## Begin Raw records

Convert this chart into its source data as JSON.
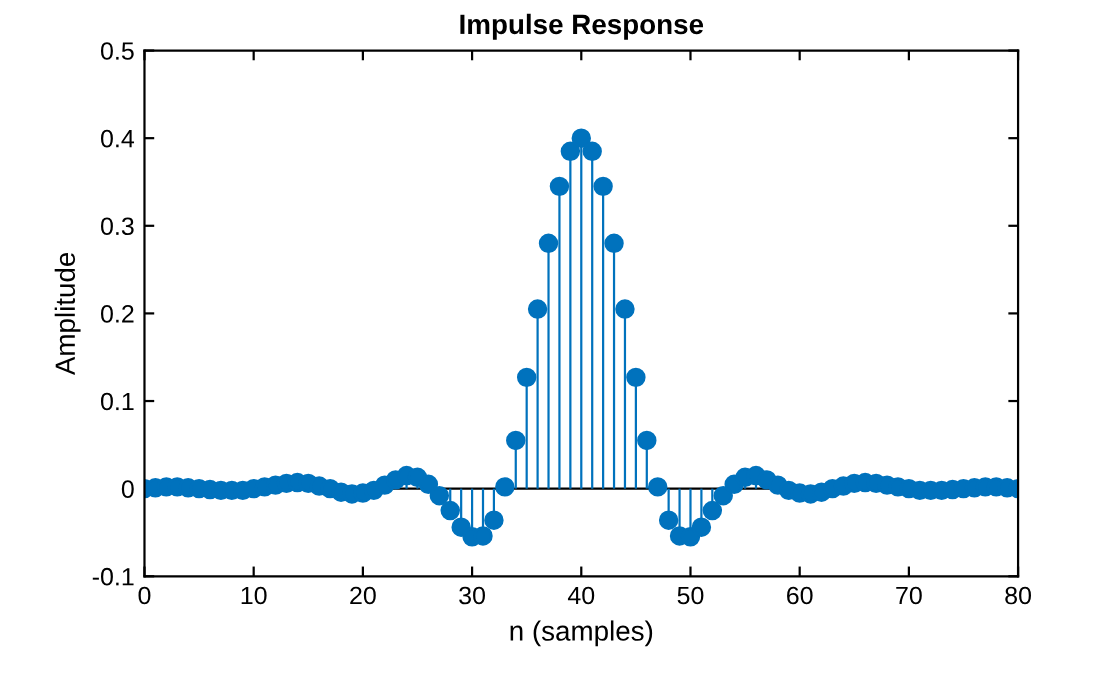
{
  "chart_data": {
    "type": "lollipop",
    "title": "Impulse Response",
    "xlabel": "n (samples)",
    "ylabel": "Amplitude",
    "x": [
      0,
      1,
      2,
      3,
      4,
      5,
      6,
      7,
      8,
      9,
      10,
      11,
      12,
      13,
      14,
      15,
      16,
      17,
      18,
      19,
      20,
      21,
      22,
      23,
      24,
      25,
      26,
      27,
      28,
      29,
      30,
      31,
      32,
      33,
      34,
      35,
      36,
      37,
      38,
      39,
      40,
      41,
      42,
      43,
      44,
      45,
      46,
      47,
      48,
      49,
      50,
      51,
      52,
      53,
      54,
      55,
      56,
      57,
      58,
      59,
      60,
      61,
      62,
      63,
      64,
      65,
      66,
      67,
      68,
      69,
      70,
      71,
      72,
      73,
      74,
      75,
      76,
      77,
      78,
      79,
      80
    ],
    "series": [
      {
        "color": "#0072bd",
        "values": [
          0,
          0.001,
          0.002,
          0.002,
          0.001,
          0,
          -0.001,
          -0.002,
          -0.002,
          -0.002,
          0,
          0.002,
          0.004,
          0.006,
          0.007,
          0.006,
          0.003,
          0,
          -0.004,
          -0.006,
          -0.005,
          -0.002,
          0.004,
          0.01,
          0.015,
          0.013,
          0.005,
          -0.008,
          -0.025,
          -0.044,
          -0.055,
          -0.054,
          -0.036,
          0.002,
          0.055,
          0.127,
          0.205,
          0.28,
          0.345,
          0.385,
          0.4,
          0.385,
          0.345,
          0.28,
          0.205,
          0.127,
          0.055,
          0.002,
          -0.036,
          -0.054,
          -0.055,
          -0.044,
          -0.025,
          -0.008,
          0.005,
          0.013,
          0.015,
          0.01,
          0.004,
          -0.002,
          -0.005,
          -0.006,
          -0.004,
          0,
          0.003,
          0.006,
          0.007,
          0.006,
          0.004,
          0.002,
          0,
          -0.002,
          -0.002,
          -0.002,
          -0.001,
          0,
          0.001,
          0.002,
          0.002,
          0.001,
          0
        ]
      }
    ],
    "xlim": [
      0,
      80
    ],
    "xticks": [
      0,
      10,
      20,
      30,
      40,
      50,
      60,
      70,
      80
    ],
    "ylim": [
      -0.1,
      0.5
    ],
    "yticks": [
      -0.1,
      0,
      0.1,
      0.2,
      0.3,
      0.4,
      0.5
    ],
    "ref_lines": [
      {
        "axis": "y",
        "value": 0,
        "color": "#000000"
      }
    ],
    "marker": "circle",
    "grid": false,
    "legend": false
  }
}
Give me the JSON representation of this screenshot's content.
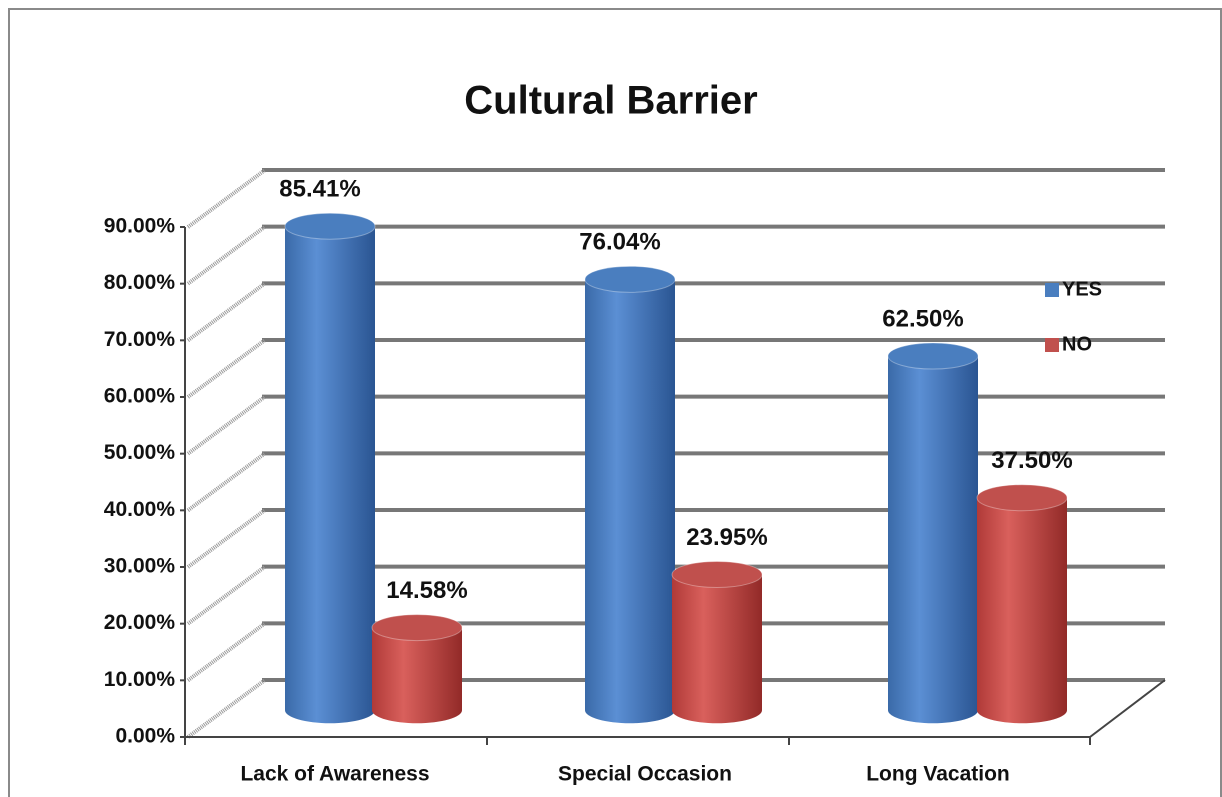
{
  "chart_data": {
    "type": "bar",
    "title": "Cultural Barrier",
    "categories": [
      "Lack of Awareness",
      "Special Occasion",
      "Long Vacation"
    ],
    "series": [
      {
        "name": "YES",
        "color": "#4a7ebf",
        "values": [
          85.41,
          76.04,
          62.5
        ],
        "value_labels": [
          "85.41%",
          "76.04%",
          "62.50%"
        ]
      },
      {
        "name": "NO",
        "color": "#c0504d",
        "values": [
          14.58,
          23.95,
          37.5
        ],
        "value_labels": [
          "14.58%",
          "23.95%",
          "37.50%"
        ]
      }
    ],
    "ylim": [
      0,
      90
    ],
    "yticks": [
      {
        "value": 0,
        "label": "0.00%"
      },
      {
        "value": 10,
        "label": "10.00%"
      },
      {
        "value": 20,
        "label": "20.00%"
      },
      {
        "value": 30,
        "label": "30.00%"
      },
      {
        "value": 40,
        "label": "40.00%"
      },
      {
        "value": 50,
        "label": "50.00%"
      },
      {
        "value": 60,
        "label": "60.00%"
      },
      {
        "value": 70,
        "label": "70.00%"
      },
      {
        "value": 80,
        "label": "80.00%"
      },
      {
        "value": 90,
        "label": "90.00%"
      }
    ],
    "grid": true,
    "legend": "right"
  }
}
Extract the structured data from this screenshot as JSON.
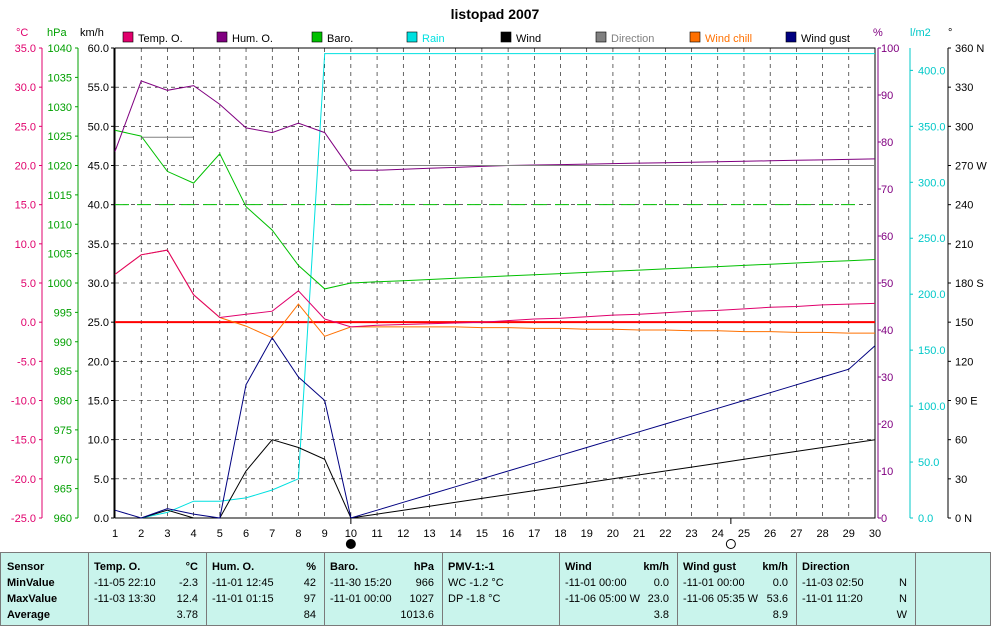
{
  "chart_data": {
    "type": "line",
    "title": "listopad 2007",
    "x": [
      1,
      2,
      3,
      4,
      5,
      6,
      7,
      8,
      9,
      10,
      11,
      12,
      13,
      14,
      15,
      16,
      17,
      18,
      19,
      20,
      21,
      22,
      23,
      24,
      25,
      26,
      27,
      28,
      29,
      30
    ],
    "xlim": [
      1,
      30
    ],
    "grid": true,
    "legend_placement": "top",
    "axes": {
      "temp": {
        "unit": "°C",
        "ylim": [
          -25,
          35
        ],
        "ticks": [
          "35.0",
          "30.0",
          "25.0",
          "20.0",
          "15.0",
          "10.0",
          "5.0",
          "0.0",
          "-5.0",
          "-10.0",
          "-15.0",
          "-20.0",
          "-25.0"
        ],
        "color": "#e0006c"
      },
      "baro": {
        "unit": "hPa",
        "ylim": [
          960,
          1040
        ],
        "ticks": [
          "1040",
          "1035",
          "1030",
          "1025",
          "1020",
          "1015",
          "1010",
          "1005",
          "1000",
          "995",
          "990",
          "985",
          "980",
          "975",
          "970",
          "965",
          "960"
        ],
        "color": "#00a000"
      },
      "wind": {
        "unit": "km/h",
        "ylim": [
          0,
          60
        ],
        "ticks": [
          "60.0",
          "55.0",
          "50.0",
          "45.0",
          "40.0",
          "35.0",
          "30.0",
          "25.0",
          "20.0",
          "15.0",
          "10.0",
          "5.0",
          "0.0"
        ],
        "color": "#000000"
      },
      "hum": {
        "unit": "%",
        "ylim": [
          0,
          100
        ],
        "ticks": [
          "100",
          "90",
          "80",
          "70",
          "60",
          "50",
          "40",
          "30",
          "20",
          "10",
          "0"
        ],
        "color": "#800080"
      },
      "rain": {
        "unit": "l/m2",
        "ylim": [
          0,
          420
        ],
        "ticks": [
          "400.0",
          "350.0",
          "300.0",
          "250.0",
          "200.0",
          "150.0",
          "100.0",
          "50.0",
          "0.0"
        ],
        "color": "#00c8c8"
      },
      "dir": {
        "unit": "°",
        "ylim": [
          0,
          360
        ],
        "ticks": [
          "360 N",
          "330",
          "300",
          "270 W",
          "240",
          "210",
          "180 S",
          "150",
          "120",
          "90 E",
          "60",
          "30",
          "0 N"
        ],
        "color": "#000000"
      }
    },
    "series": [
      {
        "name": "Temp. O.",
        "axis": "temp",
        "color": "#e0006c",
        "y": [
          6.1,
          8.6,
          9.2,
          3.5,
          0.6,
          1.0,
          1.4,
          4.0,
          0.4,
          -0.6,
          -0.4,
          -0.3,
          -0.2,
          -0.1,
          0.0,
          0.2,
          0.4,
          0.5,
          0.7,
          0.9,
          1.0,
          1.2,
          1.4,
          1.5,
          1.7,
          1.9,
          2.0,
          2.2,
          2.3,
          2.4
        ]
      },
      {
        "name": "Hum. O.",
        "axis": "hum",
        "color": "#800080",
        "y": [
          78,
          93,
          91,
          92,
          88,
          83,
          82,
          84,
          82,
          74,
          74,
          74.2,
          74.4,
          74.6,
          74.8,
          75,
          75.1,
          75.2,
          75.3,
          75.4,
          75.5,
          75.6,
          75.7,
          75.8,
          75.9,
          76,
          76.1,
          76.2,
          76.3,
          76.4
        ]
      },
      {
        "name": "Baro.",
        "axis": "baro",
        "color": "#00c000",
        "y": [
          1026,
          1025,
          1019,
          1017,
          1022,
          1013,
          1009,
          1003,
          999,
          1000,
          1000.2,
          1000.4,
          1000.6,
          1000.8,
          1001,
          1001.2,
          1001.4,
          1001.6,
          1001.8,
          1002,
          1002.2,
          1002.4,
          1002.6,
          1002.8,
          1003,
          1003.2,
          1003.4,
          1003.6,
          1003.8,
          1004
        ]
      },
      {
        "name": "Rain",
        "axis": "rain",
        "color": "#00e0e0",
        "y": [
          0,
          0,
          5,
          15,
          15,
          18,
          25,
          35,
          415,
          415,
          415,
          415,
          415,
          415,
          415,
          415,
          415,
          415,
          415,
          415,
          415,
          415,
          415,
          415,
          415,
          415,
          415,
          415,
          415,
          415
        ]
      },
      {
        "name": "Wind",
        "axis": "wind",
        "color": "#000000",
        "y": [
          0,
          0,
          1,
          0,
          0,
          6,
          10,
          9,
          7.5,
          0,
          0.5,
          1,
          1.5,
          2,
          2.5,
          3,
          3.5,
          4,
          4.5,
          5,
          5.5,
          6,
          6.5,
          7,
          7.5,
          8,
          8.5,
          9,
          9.5,
          10
        ]
      },
      {
        "name": "Direction",
        "axis": "dir",
        "color": "#808080",
        "y": [
          null,
          null,
          null,
          null,
          null,
          null,
          null,
          null,
          null,
          null,
          null,
          null,
          null,
          null,
          null,
          null,
          null,
          null,
          null,
          null,
          null,
          null,
          null,
          null,
          null,
          null,
          null,
          null,
          null,
          null
        ]
      },
      {
        "name": "Wind chill",
        "axis": "temp",
        "color": "#ff7000",
        "y": [
          6.1,
          8.6,
          9.2,
          3.5,
          0.6,
          -0.5,
          -2.0,
          2.3,
          -1.8,
          -0.6,
          -0.6,
          -0.6,
          -0.6,
          -0.6,
          -0.7,
          -0.7,
          -0.8,
          -0.8,
          -0.9,
          -0.9,
          -1.0,
          -1.0,
          -1.1,
          -1.1,
          -1.2,
          -1.2,
          -1.3,
          -1.3,
          -1.4,
          -1.4
        ]
      },
      {
        "name": "Wind gust",
        "axis": "wind",
        "color": "#000080",
        "y": [
          1,
          0,
          1.2,
          0.5,
          0,
          17,
          23,
          18,
          15,
          0,
          1,
          2,
          3,
          4,
          5,
          6,
          7,
          8,
          9,
          10,
          11,
          12,
          13,
          14,
          15,
          16,
          17,
          18,
          19,
          22
        ]
      }
    ],
    "reference_lines": [
      {
        "axis": "temp",
        "value": 0,
        "color": "#ff0000",
        "style": "solid"
      },
      {
        "axis": "wind",
        "value": 40,
        "color": "#00c000",
        "style": "dashed"
      }
    ],
    "markers": [
      {
        "x": 10,
        "symbol": "filled-circle"
      },
      {
        "x": 24.5,
        "symbol": "open-circle"
      }
    ]
  },
  "stats": {
    "header": "Sensor",
    "rows": [
      "MinValue",
      "MaxValue",
      "Average"
    ],
    "columns": [
      {
        "title": "Temp. O.",
        "unit": "°C",
        "min_time": "-11-05  22:10",
        "min_val": "-2.3",
        "max_time": "-11-03  13:30",
        "max_val": "12.4",
        "avg": "3.78"
      },
      {
        "title": "Hum. O.",
        "unit": "%",
        "min_time": "-11-01  12:45",
        "min_val": "42",
        "max_time": "-11-01  01:15",
        "max_val": "97",
        "avg": "84"
      },
      {
        "title": "Baro.",
        "unit": "hPa",
        "min_time": "-11-30  15:20",
        "min_val": "966",
        "max_time": "-11-01  00:00",
        "max_val": "1027",
        "avg": "1013.6"
      },
      {
        "title": "PMV-1:-1",
        "unit": "",
        "min_time": "WC -1.2 °C",
        "min_val": "",
        "max_time": "DP -1.8 °C",
        "max_val": "",
        "avg": ""
      },
      {
        "title": "Wind",
        "unit": "km/h",
        "min_time": "-11-01  00:00",
        "min_val": "0.0",
        "max_time": "-11-06  05:00  W",
        "max_val": "23.0",
        "avg": "3.8"
      },
      {
        "title": "Wind gust",
        "unit": "km/h",
        "min_time": "-11-01  00:00",
        "min_val": "0.0",
        "max_time": "-11-06  05:35  W",
        "max_val": "53.6",
        "avg": "8.9"
      },
      {
        "title": "Direction",
        "unit": "",
        "min_time": "-11-03  02:50",
        "min_val": "N",
        "max_time": "-11-01  11:20",
        "max_val": "N",
        "avg": "W"
      }
    ]
  }
}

## End Raw records

Collect the lines of the records that include the string "screenshot".

Give me the JSON representation of this screenshot's content.
Extract the structured data from this screenshot as JSON.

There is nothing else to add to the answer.